Your instructions →
Pick out each line of the records in which the word "this" appears.

Source records:
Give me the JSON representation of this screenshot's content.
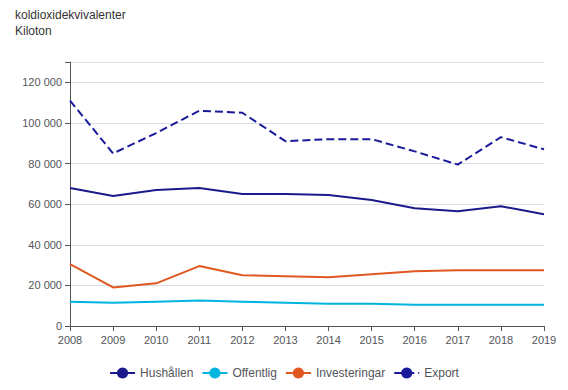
{
  "chart_data": {
    "type": "line",
    "title": "koldioxidekvivalenter",
    "subtitle": "Kiloton",
    "x": [
      2008,
      2009,
      2010,
      2011,
      2012,
      2013,
      2014,
      2015,
      2016,
      2017,
      2018,
      2019
    ],
    "xlim": [
      2008,
      2019
    ],
    "xticks": [
      2008,
      2009,
      2010,
      2011,
      2012,
      2013,
      2014,
      2015,
      2016,
      2017,
      2018,
      2019
    ],
    "ylim": [
      0,
      130000
    ],
    "yticks": [
      0,
      {
        "value": 20000,
        "label": "20 000"
      },
      {
        "value": 40000,
        "label": "40 000"
      },
      {
        "value": 60000,
        "label": "60 000"
      },
      {
        "value": 80000,
        "label": "80 000"
      },
      {
        "value": 100000,
        "label": "100 000"
      },
      {
        "value": 120000,
        "label": "120 000"
      }
    ],
    "grid": true,
    "legend": "bottom",
    "series": [
      {
        "name": "Hushållen",
        "color": "#1a1a8c",
        "line_style": "solid",
        "values": [
          68000,
          64000,
          67000,
          68000,
          65000,
          65000,
          64500,
          62000,
          58000,
          56500,
          59000,
          55000
        ]
      },
      {
        "name": "Offentlig",
        "color": "#00b4e0",
        "line_style": "solid",
        "values": [
          12000,
          11500,
          12000,
          12500,
          12000,
          11500,
          11000,
          11000,
          10500,
          10500,
          10500,
          10500
        ]
      },
      {
        "name": "Investeringar",
        "color": "#e05820",
        "line_style": "solid",
        "values": [
          30500,
          19000,
          21000,
          29500,
          25000,
          24500,
          24000,
          25500,
          27000,
          27500,
          27500,
          27500
        ]
      },
      {
        "name": "Export",
        "color": "#1a1a9a",
        "line_style": "dashed",
        "values": [
          111000,
          85000,
          95000,
          106000,
          105000,
          91000,
          92000,
          92000,
          86000,
          79500,
          93000,
          87000
        ]
      }
    ]
  }
}
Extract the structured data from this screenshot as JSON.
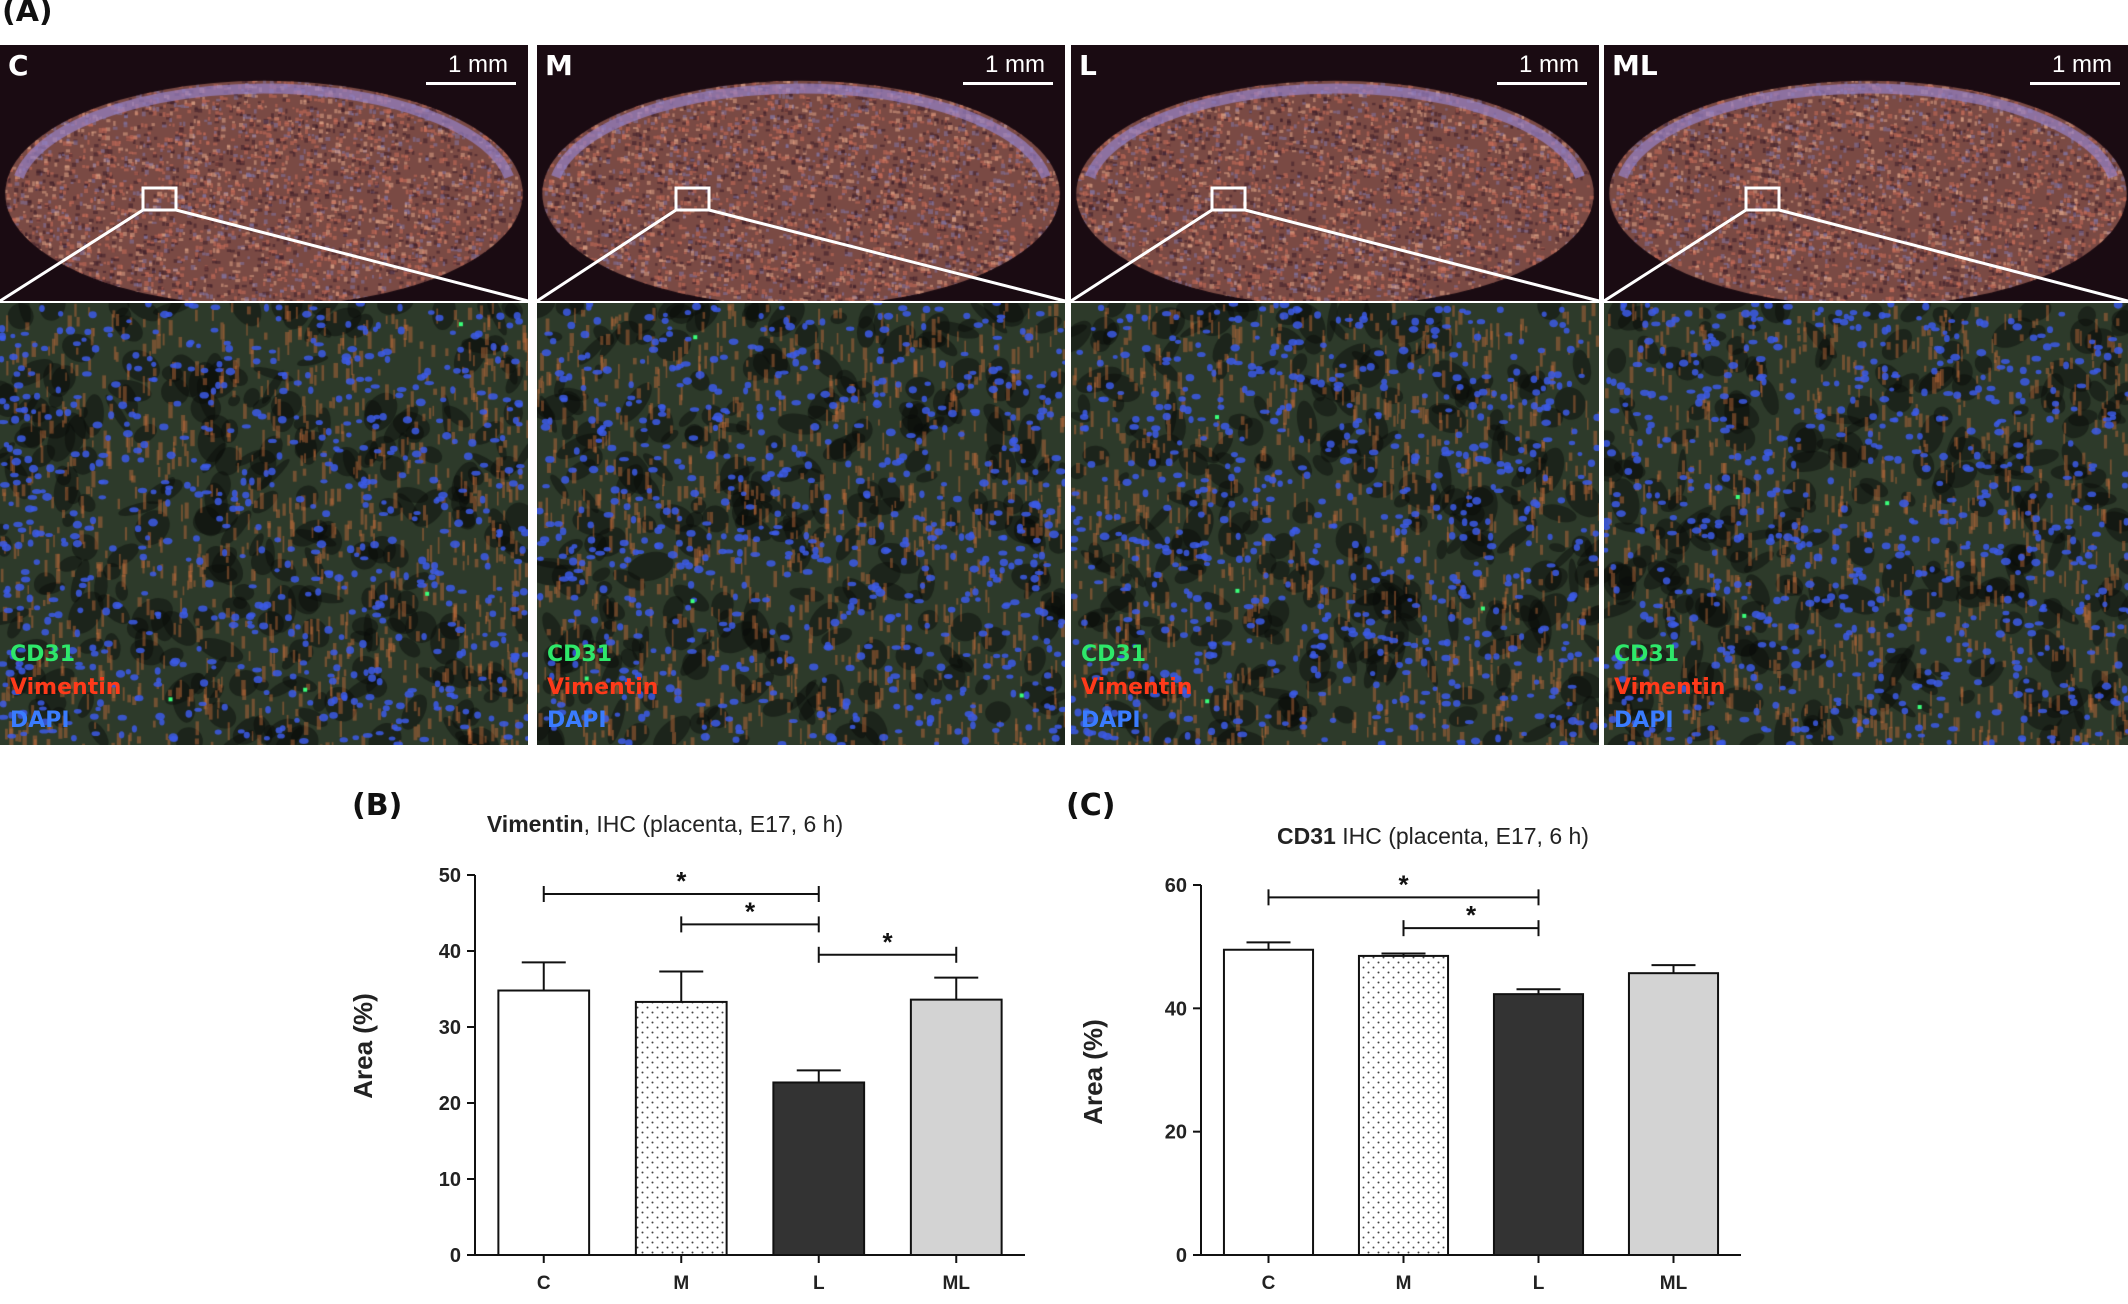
{
  "panel_labels": {
    "a": "(A)",
    "b": "(B)",
    "c": "(C)"
  },
  "micrographs": [
    {
      "condition": "C",
      "scale": "1 mm",
      "legend": [
        "CD31",
        "Vimentin",
        "DAPI"
      ]
    },
    {
      "condition": "M",
      "scale": "1 mm",
      "legend": [
        "CD31",
        "Vimentin",
        "DAPI"
      ]
    },
    {
      "condition": "L",
      "scale": "1 mm",
      "legend": [
        "CD31",
        "Vimentin",
        "DAPI"
      ]
    },
    {
      "condition": "ML",
      "scale": "1 mm",
      "legend": [
        "CD31",
        "Vimentin",
        "DAPI"
      ]
    }
  ],
  "colors": {
    "cd31": "#2ee86a",
    "vimentin": "#ff3a1a",
    "dapi": "#3a7cff"
  },
  "chart_data": [
    {
      "type": "bar",
      "title_bold": "Vimentin",
      "title_rest": ", IHC (placenta, E17, 6 h)",
      "ylabel": "Area (%)",
      "categories": [
        "C",
        "M",
        "L",
        "ML"
      ],
      "values": [
        34.8,
        33.3,
        22.7,
        33.6
      ],
      "errors": [
        3.7,
        4.0,
        1.6,
        2.9
      ],
      "ylim": [
        0,
        50
      ],
      "yticks": [
        0,
        10,
        20,
        30,
        40,
        50
      ],
      "bar_fills": [
        "#ffffff",
        "dots",
        "#333333",
        "#d3d3d3"
      ],
      "significance": [
        {
          "from": 0,
          "to": 2,
          "y": 47.5,
          "label": "*"
        },
        {
          "from": 1,
          "to": 2,
          "y": 43.5,
          "label": "*"
        },
        {
          "from": 2,
          "to": 3,
          "y": 39.5,
          "label": "*"
        }
      ]
    },
    {
      "type": "bar",
      "title_bold": "CD31",
      "title_rest": " IHC (placenta, E17, 6 h)",
      "ylabel": "Area (%)",
      "categories": [
        "C",
        "M",
        "L",
        "ML"
      ],
      "values": [
        49.5,
        48.5,
        42.3,
        45.7
      ],
      "errors": [
        1.2,
        0.4,
        0.8,
        1.3
      ],
      "ylim": [
        0,
        60
      ],
      "yticks": [
        0,
        20,
        40,
        60
      ],
      "bar_fills": [
        "#ffffff",
        "dots",
        "#333333",
        "#d3d3d3"
      ],
      "significance": [
        {
          "from": 0,
          "to": 2,
          "y": 58,
          "label": "*"
        },
        {
          "from": 1,
          "to": 2,
          "y": 53,
          "label": "*"
        }
      ]
    }
  ]
}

Solution →
Give me the JSON representation of this screenshot's content.
Extract the structured data from this screenshot as JSON.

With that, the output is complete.